Stored dataset items:
* BEGIN *
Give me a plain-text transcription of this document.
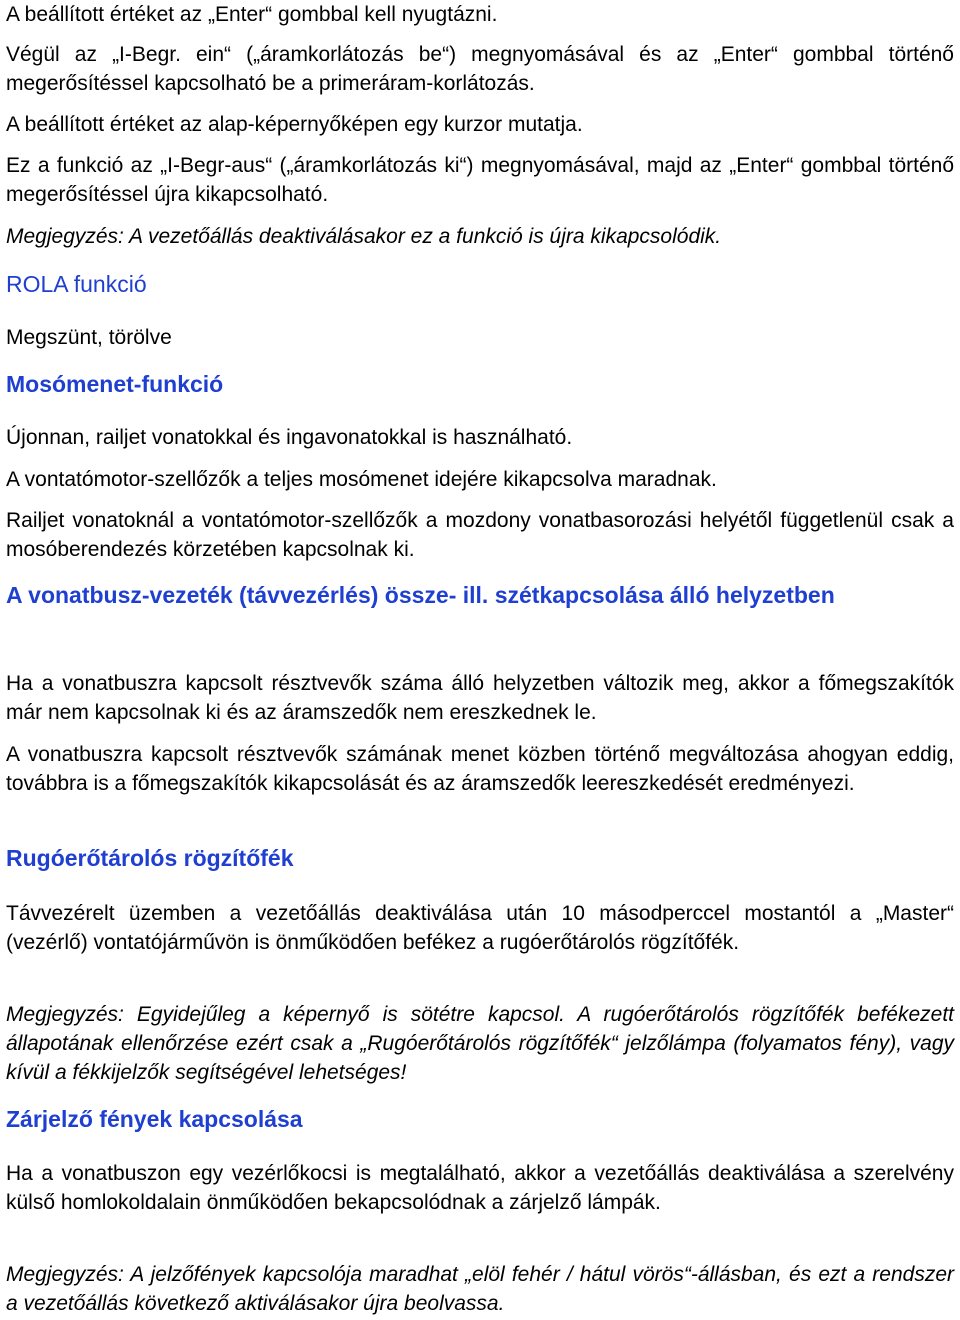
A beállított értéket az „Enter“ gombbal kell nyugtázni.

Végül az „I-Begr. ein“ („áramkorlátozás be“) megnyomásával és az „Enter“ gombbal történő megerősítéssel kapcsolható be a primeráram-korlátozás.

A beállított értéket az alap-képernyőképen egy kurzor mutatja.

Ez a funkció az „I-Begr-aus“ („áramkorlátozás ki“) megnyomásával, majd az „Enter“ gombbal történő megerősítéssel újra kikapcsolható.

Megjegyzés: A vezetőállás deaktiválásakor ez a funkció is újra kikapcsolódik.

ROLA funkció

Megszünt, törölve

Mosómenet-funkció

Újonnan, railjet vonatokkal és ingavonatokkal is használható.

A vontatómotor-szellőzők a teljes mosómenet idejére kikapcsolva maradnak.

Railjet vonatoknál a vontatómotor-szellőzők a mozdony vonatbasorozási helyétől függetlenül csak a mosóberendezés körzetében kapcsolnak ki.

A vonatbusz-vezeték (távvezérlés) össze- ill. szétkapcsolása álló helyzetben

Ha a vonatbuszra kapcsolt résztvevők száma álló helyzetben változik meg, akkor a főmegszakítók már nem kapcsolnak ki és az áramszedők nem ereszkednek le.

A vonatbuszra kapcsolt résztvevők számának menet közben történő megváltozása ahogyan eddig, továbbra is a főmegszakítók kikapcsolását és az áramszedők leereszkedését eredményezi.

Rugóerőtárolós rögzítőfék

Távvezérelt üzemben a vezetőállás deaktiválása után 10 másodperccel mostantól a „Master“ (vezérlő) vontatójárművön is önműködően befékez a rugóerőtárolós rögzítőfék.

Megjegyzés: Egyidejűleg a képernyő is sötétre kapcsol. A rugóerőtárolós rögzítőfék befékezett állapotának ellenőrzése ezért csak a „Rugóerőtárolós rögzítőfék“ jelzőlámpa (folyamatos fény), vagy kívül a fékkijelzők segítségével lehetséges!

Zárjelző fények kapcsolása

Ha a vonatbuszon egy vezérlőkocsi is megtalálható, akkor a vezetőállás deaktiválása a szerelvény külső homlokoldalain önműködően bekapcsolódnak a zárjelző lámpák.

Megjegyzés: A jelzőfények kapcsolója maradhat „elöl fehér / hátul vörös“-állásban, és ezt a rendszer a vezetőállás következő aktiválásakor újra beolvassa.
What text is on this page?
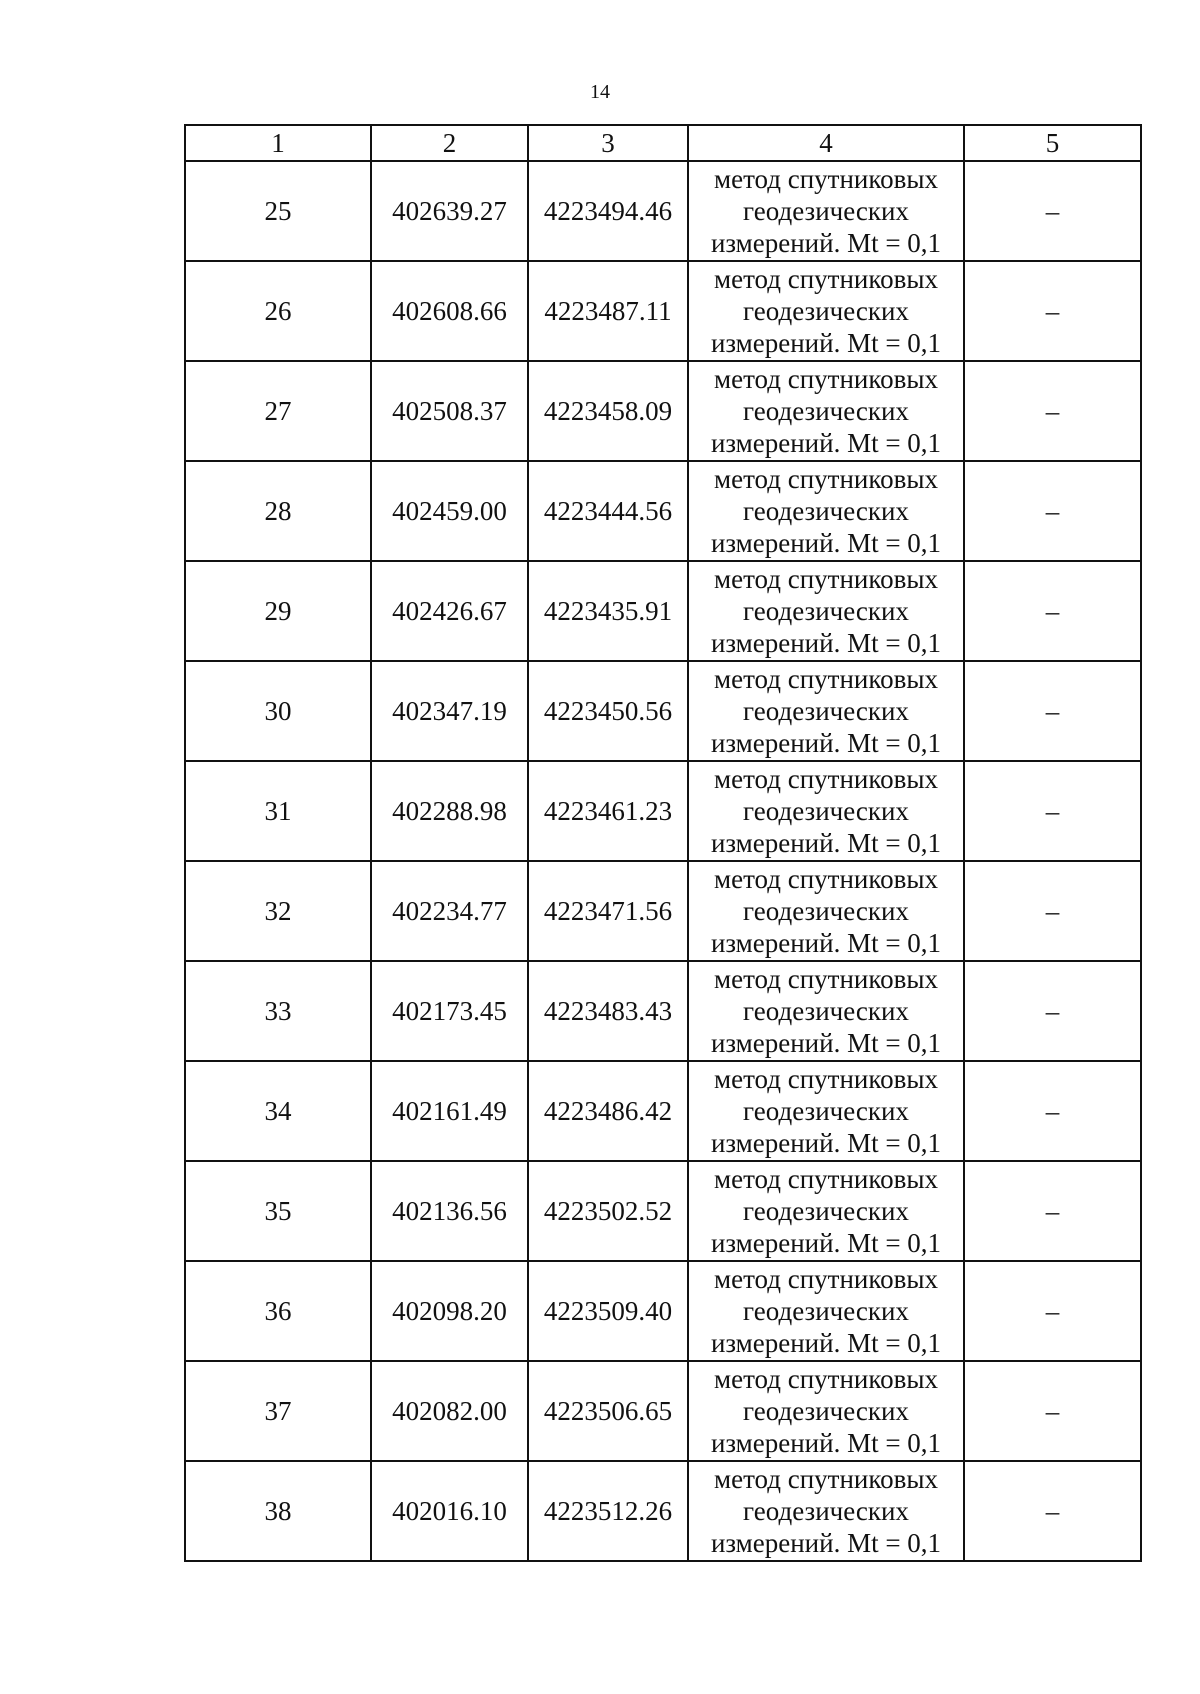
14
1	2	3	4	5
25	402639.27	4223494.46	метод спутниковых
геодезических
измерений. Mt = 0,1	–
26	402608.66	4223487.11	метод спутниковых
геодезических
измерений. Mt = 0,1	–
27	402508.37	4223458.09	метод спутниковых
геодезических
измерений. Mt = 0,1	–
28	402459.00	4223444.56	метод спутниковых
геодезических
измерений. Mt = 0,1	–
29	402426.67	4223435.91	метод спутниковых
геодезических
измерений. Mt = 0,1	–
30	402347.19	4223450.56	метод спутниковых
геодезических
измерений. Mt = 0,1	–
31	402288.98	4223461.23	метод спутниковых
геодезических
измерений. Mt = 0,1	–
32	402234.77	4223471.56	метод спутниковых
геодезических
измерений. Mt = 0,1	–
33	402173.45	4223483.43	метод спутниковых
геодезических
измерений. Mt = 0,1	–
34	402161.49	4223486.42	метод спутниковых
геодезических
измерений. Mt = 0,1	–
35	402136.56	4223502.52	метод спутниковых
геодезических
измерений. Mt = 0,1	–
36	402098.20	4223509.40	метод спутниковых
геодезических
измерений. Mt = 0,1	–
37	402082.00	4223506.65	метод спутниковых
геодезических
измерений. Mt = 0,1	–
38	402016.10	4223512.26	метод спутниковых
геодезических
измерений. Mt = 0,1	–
* END *
[YOUR INSTRUCTIONS]
Filter the data for the string "áramkorlátozás" and copy every line that has it.

[FULL SOLUTION]
Végül az „I-Begr. ein“ („áramkorlátozás be“) megnyomásával és az „Enter“ gombbal történő megerősítéssel kapcsolható be a primeráram-korlátozás.
Ez a funkció az „I-Begr-aus“ („áramkorlátozás ki“) megnyomásával, majd az „Enter“ gombbal történő megerősítéssel újra kikapcsolható.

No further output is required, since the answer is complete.